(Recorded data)

——————

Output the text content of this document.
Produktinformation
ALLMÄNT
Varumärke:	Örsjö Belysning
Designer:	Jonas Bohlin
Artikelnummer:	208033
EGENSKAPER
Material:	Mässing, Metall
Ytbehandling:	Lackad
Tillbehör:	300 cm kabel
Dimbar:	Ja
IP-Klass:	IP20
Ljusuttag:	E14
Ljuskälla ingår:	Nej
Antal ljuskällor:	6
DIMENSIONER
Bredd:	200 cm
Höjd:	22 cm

——————

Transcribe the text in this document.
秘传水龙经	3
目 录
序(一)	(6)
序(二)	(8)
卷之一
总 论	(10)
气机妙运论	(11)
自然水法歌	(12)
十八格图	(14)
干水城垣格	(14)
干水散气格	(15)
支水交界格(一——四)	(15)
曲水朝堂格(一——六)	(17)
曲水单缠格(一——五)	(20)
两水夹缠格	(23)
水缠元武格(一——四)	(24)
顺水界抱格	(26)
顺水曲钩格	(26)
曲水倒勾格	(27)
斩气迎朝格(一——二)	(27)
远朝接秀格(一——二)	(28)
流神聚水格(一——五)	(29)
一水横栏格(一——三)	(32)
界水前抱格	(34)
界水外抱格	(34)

——————

DO THIS
Write down every line of the data above that includes the string "document".

SOLVED PROBLEM
Output the text content of this document.
Transcribe the text in this document.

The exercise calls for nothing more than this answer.